> WHAT YOU HAVE TO DO
Copy out each line of the data holding "Wodzierady".

[Data entries]

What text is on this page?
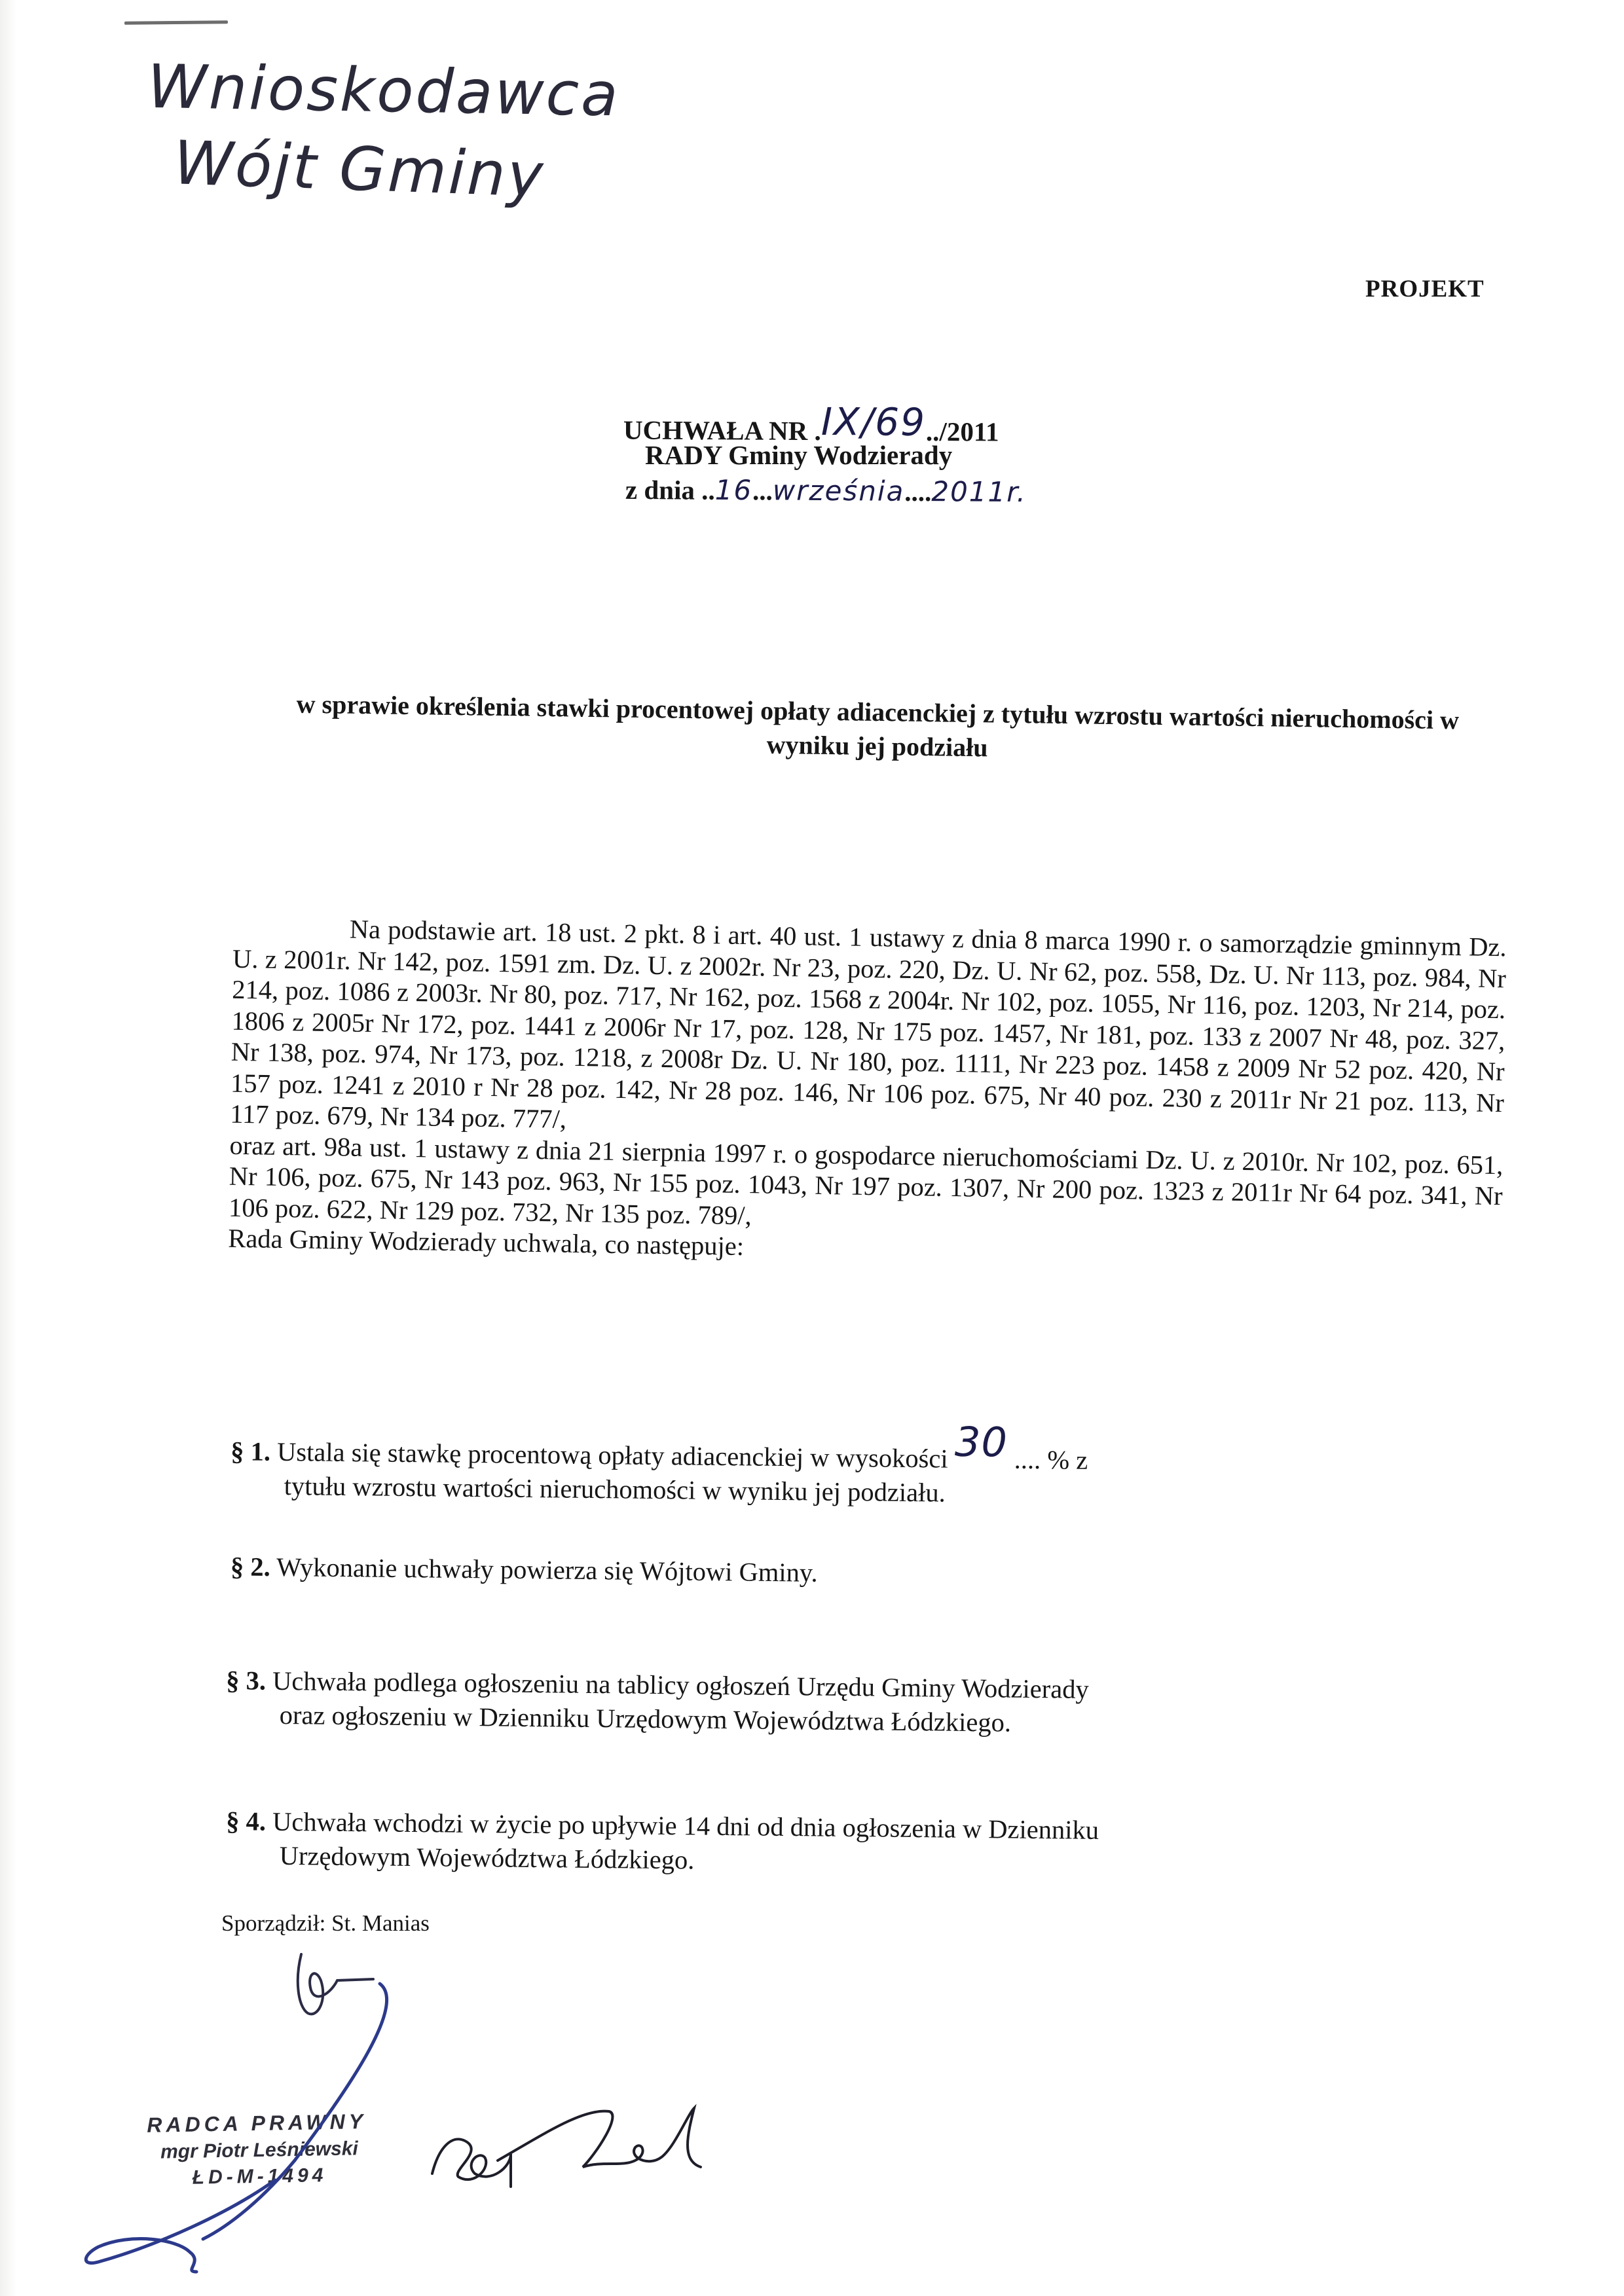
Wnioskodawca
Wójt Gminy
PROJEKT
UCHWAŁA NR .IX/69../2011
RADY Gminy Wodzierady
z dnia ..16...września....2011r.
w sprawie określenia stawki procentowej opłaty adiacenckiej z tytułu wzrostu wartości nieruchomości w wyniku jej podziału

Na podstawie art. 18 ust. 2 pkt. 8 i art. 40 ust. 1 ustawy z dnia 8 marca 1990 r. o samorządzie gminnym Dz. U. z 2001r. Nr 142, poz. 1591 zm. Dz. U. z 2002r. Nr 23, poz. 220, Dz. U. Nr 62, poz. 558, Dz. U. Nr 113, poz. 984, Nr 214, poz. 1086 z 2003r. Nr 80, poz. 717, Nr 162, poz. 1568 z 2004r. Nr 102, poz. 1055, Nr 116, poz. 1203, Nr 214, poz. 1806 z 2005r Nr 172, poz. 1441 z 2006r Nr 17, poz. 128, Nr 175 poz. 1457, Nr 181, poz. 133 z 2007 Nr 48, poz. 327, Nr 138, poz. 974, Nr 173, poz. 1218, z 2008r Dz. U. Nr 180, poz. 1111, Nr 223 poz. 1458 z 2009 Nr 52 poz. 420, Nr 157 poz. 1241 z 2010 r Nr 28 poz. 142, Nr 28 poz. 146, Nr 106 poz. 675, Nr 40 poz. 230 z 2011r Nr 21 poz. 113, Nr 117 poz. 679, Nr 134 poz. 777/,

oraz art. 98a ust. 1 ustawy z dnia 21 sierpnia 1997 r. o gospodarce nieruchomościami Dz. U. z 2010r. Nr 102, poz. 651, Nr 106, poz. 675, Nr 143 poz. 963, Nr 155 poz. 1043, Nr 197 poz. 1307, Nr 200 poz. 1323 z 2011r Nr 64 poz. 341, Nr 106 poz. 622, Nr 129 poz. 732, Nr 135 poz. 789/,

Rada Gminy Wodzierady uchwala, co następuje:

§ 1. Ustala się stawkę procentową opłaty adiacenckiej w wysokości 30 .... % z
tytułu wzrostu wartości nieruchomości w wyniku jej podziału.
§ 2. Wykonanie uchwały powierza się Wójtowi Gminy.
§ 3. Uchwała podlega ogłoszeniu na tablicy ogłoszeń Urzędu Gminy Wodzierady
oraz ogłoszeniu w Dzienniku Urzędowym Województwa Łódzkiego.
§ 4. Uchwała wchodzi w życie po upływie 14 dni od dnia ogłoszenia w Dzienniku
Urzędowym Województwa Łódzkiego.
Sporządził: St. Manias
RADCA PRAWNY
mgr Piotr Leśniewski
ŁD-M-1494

> WRITTEN SOLUTION
RADY Gminy Wodzierady
Rada Gminy Wodzierady uchwala, co następuje:
§ 3. Uchwała podlega ogłoszeniu na tablicy ogłoszeń Urzędu Gminy Wodzierady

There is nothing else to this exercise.